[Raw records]
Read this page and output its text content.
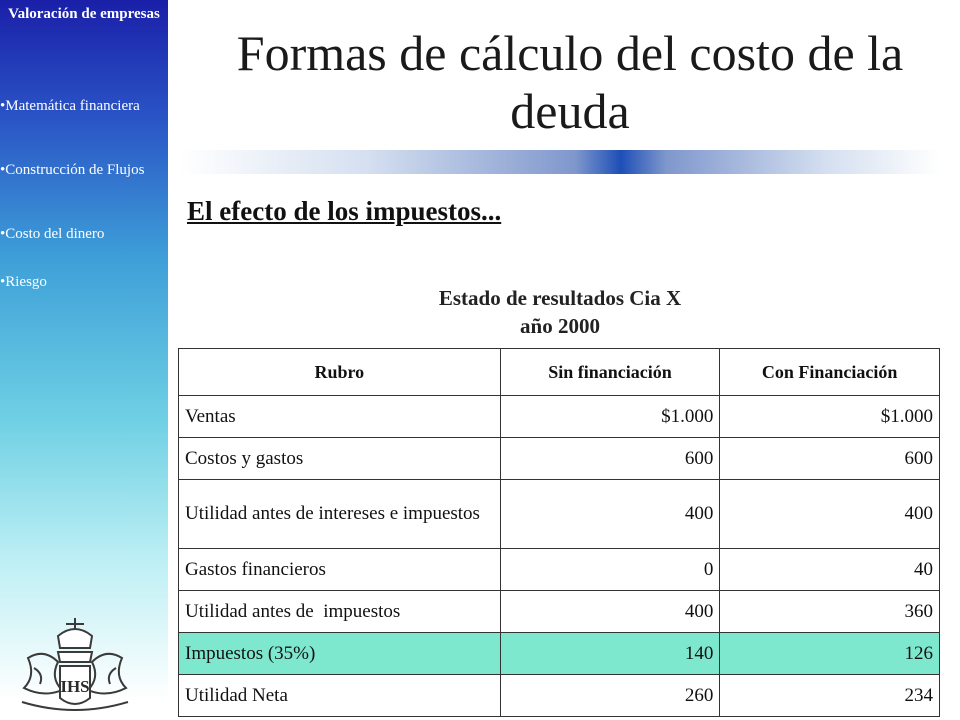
Valoración de empresas
•Matemática financiera
•Construcción de Flujos
•Costo del dinero
•Riesgo
IHS
Formas de cálculo del costo de la deuda
El efecto de los impuestos...
Estado de resultados Cia X
año 2000
Rubro	Sin financiación	Con Financiación
Ventas	$1.000	$1.000
Costos y gastos	600	600
Utilidad antes de intereses e impuestos	400	400
Gastos financieros	0	40
Utilidad antes de  impuestos	400	360
Impuestos (35%)	140	126
Utilidad Neta	260	234
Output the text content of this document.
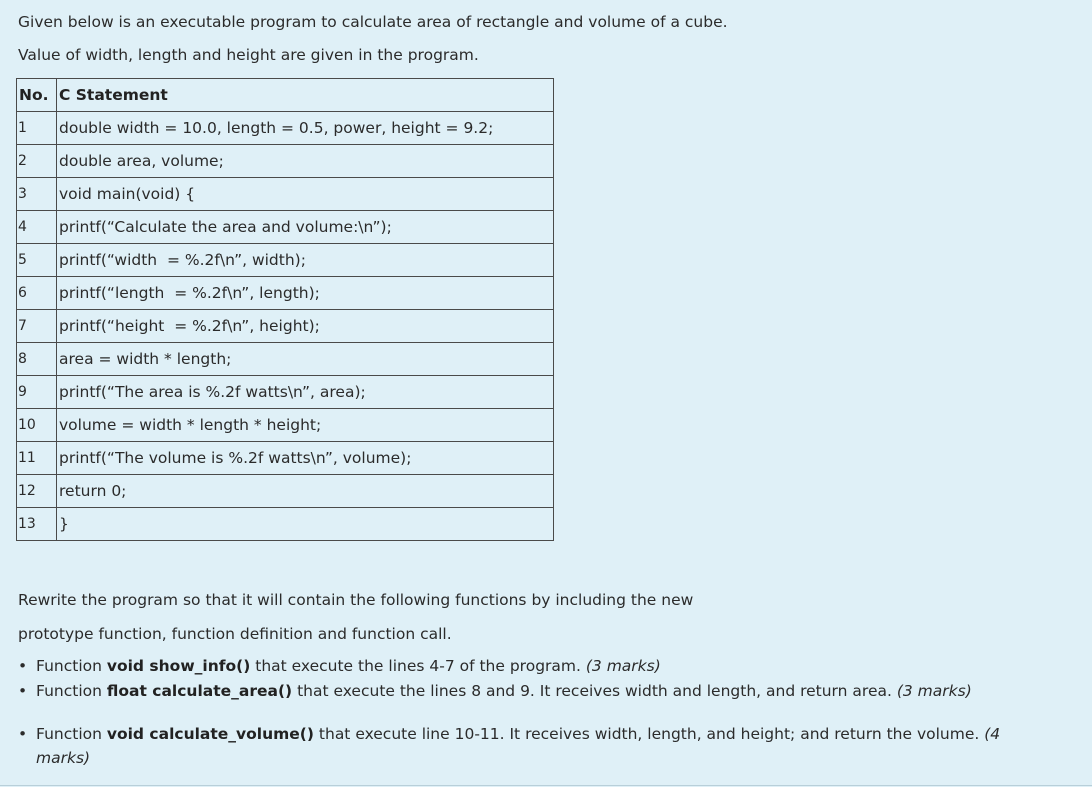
Given below is an executable program to calculate area of rectangle and volume of a cube.
Value of width, length and height are given in the program.
No.	C Statement
1	double width = 10.0, length = 0.5, power, height = 9.2;
2	double area, volume;
3	void main(void) {
4	printf(“Calculate the area and volume:\n”);
5	printf(“width  = %.2f\n”, width);
6	printf(“length  = %.2f\n”, length);
7	printf(“height  = %.2f\n”, height);
8	area = width * length;
9	printf(“The area is %.2f watts\n”, area);
10	volume = width * length * height;
11	printf(“The volume is %.2f watts\n”, volume);
12	return 0;
13	}
Rewrite the program so that it will contain the following functions by including the new
prototype function, function definition and function call.
• Function void show_info() that execute the lines 4-7 of the program. (3 marks)
• Function float calculate_area() that execute the lines 8 and 9. It receives width and length, and return area. (3 marks)
• Function void calculate_volume() that execute line 10-11. It receives width, length, and height; and return the volume. (4 marks)
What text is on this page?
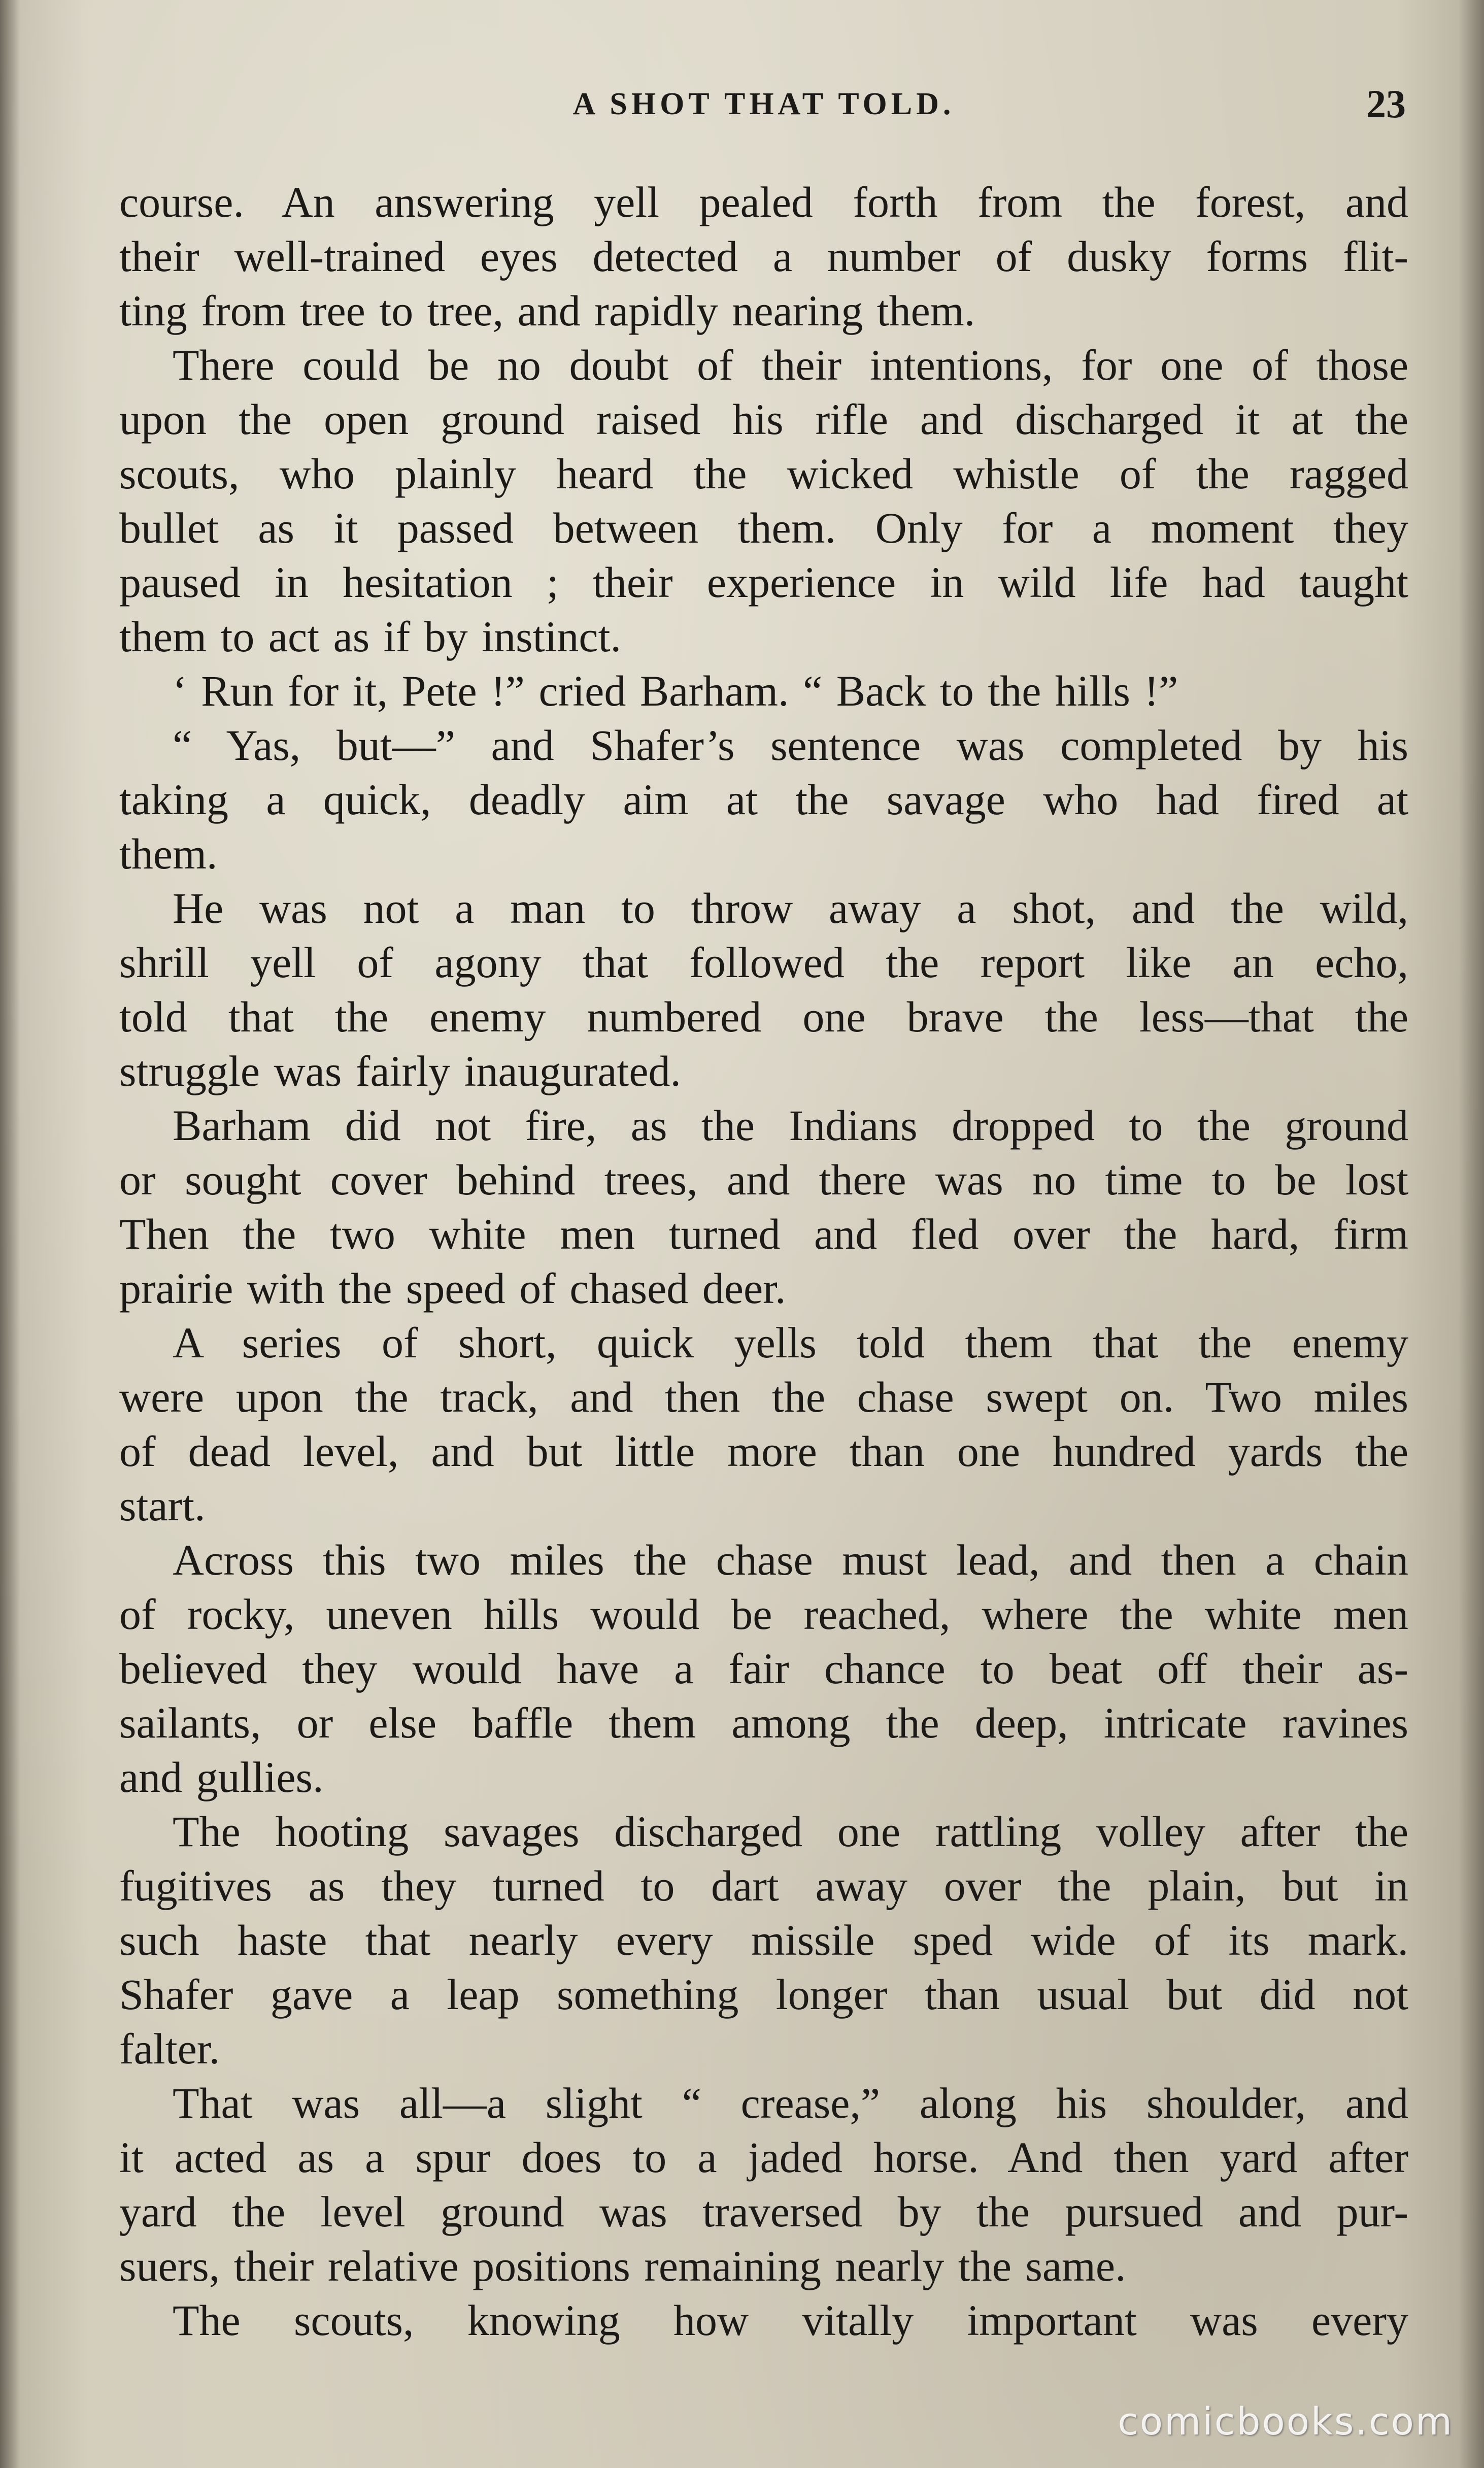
A SHOT THAT TOLD.	23
course. An answering yell pealed forth from the forest, and
their well-trained eyes detected a number of dusky forms flit-
ting from tree to tree, and rapidly nearing them.
There could be no doubt of their intentions, for one of those
upon the open ground raised his rifle and discharged it at the
scouts, who plainly heard the wicked whistle of the ragged
bullet as it passed between them. Only for a moment they
paused in hesitation ; their experience in wild life had taught
them to act as if by instinct.
‘ Run for it, Pete !” cried Barham. “ Back to the hills !”
“ Yas, but—” and Shafer’s sentence was completed by his
taking a quick, deadly aim at the savage who had fired at
them.
He was not a man to throw away a shot, and the wild,
shrill yell of agony that followed the report like an echo,
told that the enemy numbered one brave the less—that the
struggle was fairly inaugurated.
Barham did not fire, as the Indians dropped to the ground
or sought cover behind trees, and there was no time to be lost
Then the two white men turned and fled over the hard, firm
prairie with the speed of chased deer.
A series of short, quick yells told them that the enemy
were upon the track, and then the chase swept on. Two miles
of dead level, and but little more than one hundred yards the
start.
Across this two miles the chase must lead, and then a chain
of rocky, uneven hills would be reached, where the white men
believed they would have a fair chance to beat off their as-
sailants, or else baffle them among the deep, intricate ravines
and gullies.
The hooting savages discharged one rattling volley after the
fugitives as they turned to dart away over the plain, but in
such haste that nearly every missile sped wide of its mark.
Shafer gave a leap something longer than usual but did not
falter.
That was all—a slight “ crease,” along his shoulder, and
it acted as a spur does to a jaded horse. And then yard after
yard the level ground was traversed by the pursued and pur-
suers, their relative positions remaining nearly the same.
The scouts, knowing how vitally important was every
comicbooks.com
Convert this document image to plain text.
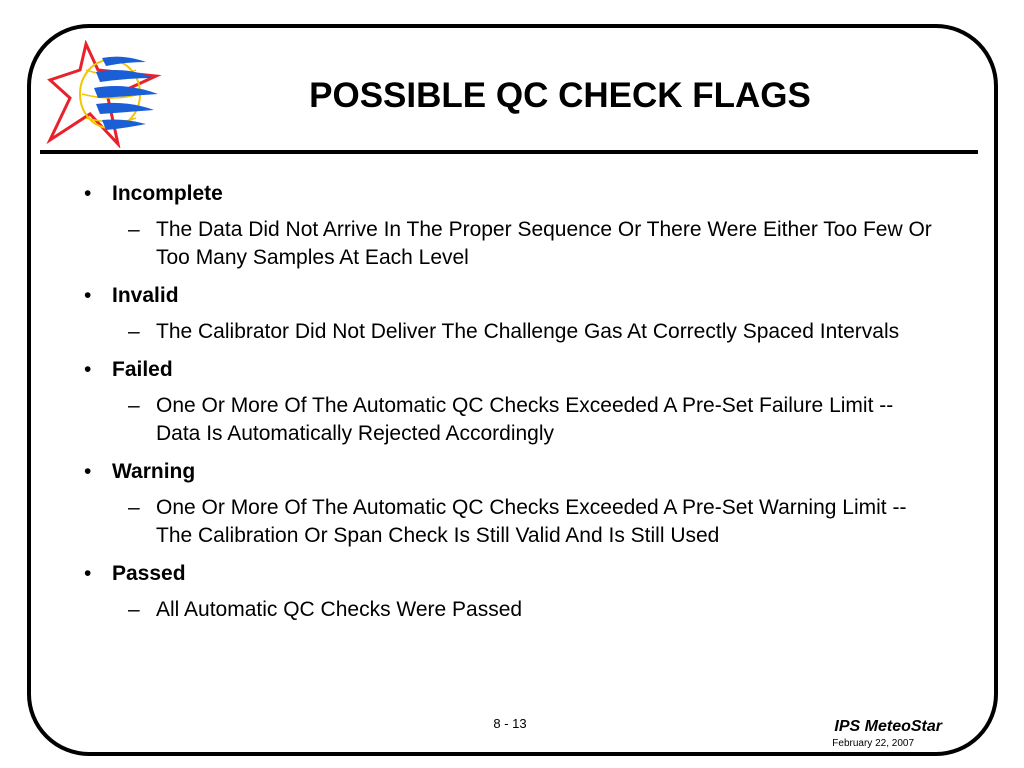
POSSIBLE QC CHECK FLAGS
• Incomplete
– The Data Did Not Arrive In The Proper Sequence Or There Were Either Too Few Or Too Many Samples At Each Level
• Invalid
– The Calibrator Did Not Deliver The Challenge Gas At Correctly Spaced Intervals
• Failed
– One Or More Of The Automatic QC Checks Exceeded A Pre-Set Failure Limit -- Data Is Automatically Rejected Accordingly
• Warning
– One Or More Of The Automatic QC Checks Exceeded A Pre-Set Warning Limit -- The Calibration Or Span Check Is Still Valid And Is Still Used
• Passed
– All Automatic QC Checks Were Passed
8 - 13	IPS MeteoStar
February 22, 2007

TASK DIRECTIONS: Omit the pictures and restate the rest of the records verbatim.

THE REPLY:
Read this page and output its text content.
Valoración de empresas
•Matemática financiera
•Construcción de Flujos
•Costo del dinero
•Riesgo
IHS
Formas de cálculo del costo de la deuda
El efecto de los impuestos...
Estado de resultados Cia X
año 2000
Rubro	Sin financiación	Con Financiación
Ventas	$1.000	$1.000
Costos y gastos	600	600
Utilidad antes de intereses e impuestos	400	400
Gastos financieros	0	40
Utilidad antes de  impuestos	400	360
Impuestos (35%)	140	126
Utilidad Neta	260	234
Output the text content of this document.
Given below is an executable program to calculate area of rectangle and volume of a cube.
Value of width, length and height are given in the program.
No.	C Statement
1	double width = 10.0, length = 0.5, power, height = 9.2;
2	double area, volume;
3	void main(void) {
4	printf(“Calculate the area and volume:\n”);
5	printf(“width  = %.2f\n”, width);
6	printf(“length  = %.2f\n”, length);
7	printf(“height  = %.2f\n”, height);
8	area = width * length;
9	printf(“The area is %.2f watts\n”, area);
10	volume = width * length * height;
11	printf(“The volume is %.2f watts\n”, volume);
12	return 0;
13	}
Rewrite the program so that it will contain the following functions by including the new
prototype function, function definition and function call.
• Function void show_info() that execute the lines 4-7 of the program. (3 marks)
• Function float calculate_area() that execute the lines 8 and 9. It receives width and length, and return area. (3 marks)
• Function void calculate_volume() that execute line 10-11. It receives width, length, and height; and return the volume. (4 marks)
What text is on this page?
A SHOT THAT TOLD.	23
course. An answering yell pealed forth from the forest, and
their well-trained eyes detected a number of dusky forms flit-
ting from tree to tree, and rapidly nearing them.
There could be no doubt of their intentions, for one of those
upon the open ground raised his rifle and discharged it at the
scouts, who plainly heard the wicked whistle of the ragged
bullet as it passed between them. Only for a moment they
paused in hesitation ; their experience in wild life had taught
them to act as if by instinct.
‘ Run for it, Pete !” cried Barham. “ Back to the hills !”
“ Yas, but—” and Shafer’s sentence was completed by his
taking a quick, deadly aim at the savage who had fired at
them.
He was not a man to throw away a shot, and the wild,
shrill yell of agony that followed the report like an echo,
told that the enemy numbered one brave the less—that the
struggle was fairly inaugurated.
Barham did not fire, as the Indians dropped to the ground
or sought cover behind trees, and there was no time to be lost
Then the two white men turned and fled over the hard, firm
prairie with the speed of chased deer.
A series of short, quick yells told them that the enemy
were upon the track, and then the chase swept on. Two miles
of dead level, and but little more than one hundred yards the
start.
Across this two miles the chase must lead, and then a chain
of rocky, uneven hills would be reached, where the white men
believed they would have a fair chance to beat off their as-
sailants, or else baffle them among the deep, intricate ravines
and gullies.
The hooting savages discharged one rattling volley after the
fugitives as they turned to dart away over the plain, but in
such haste that nearly every missile sped wide of its mark.
Shafer gave a leap something longer than usual but did not
falter.
That was all—a slight “ crease,” along his shoulder, and
it acted as a spur does to a jaded horse. And then yard after
yard the level ground was traversed by the pursued and pur-
suers, their relative positions remaining nearly the same.
The scouts, knowing how vitally important was every
comicbooks.com
Convert this document image to plain text.
POSSIBLE QC CHECK FLAGS
• Incomplete
– The Data Did Not Arrive In The Proper Sequence Or There Were Either Too Few Or Too Many Samples At Each Level
• Invalid
– The Calibrator Did Not Deliver The Challenge Gas At Correctly Spaced Intervals
• Failed
– One Or More Of The Automatic QC Checks Exceeded A Pre-Set Failure Limit -- Data Is Automatically Rejected Accordingly
• Warning
– One Or More Of The Automatic QC Checks Exceeded A Pre-Set Warning Limit -- The Calibration Or Span Check Is Still Valid And Is Still Used
• Passed
– All Automatic QC Checks Were Passed
8 - 13	IPS MeteoStar
February 22, 2007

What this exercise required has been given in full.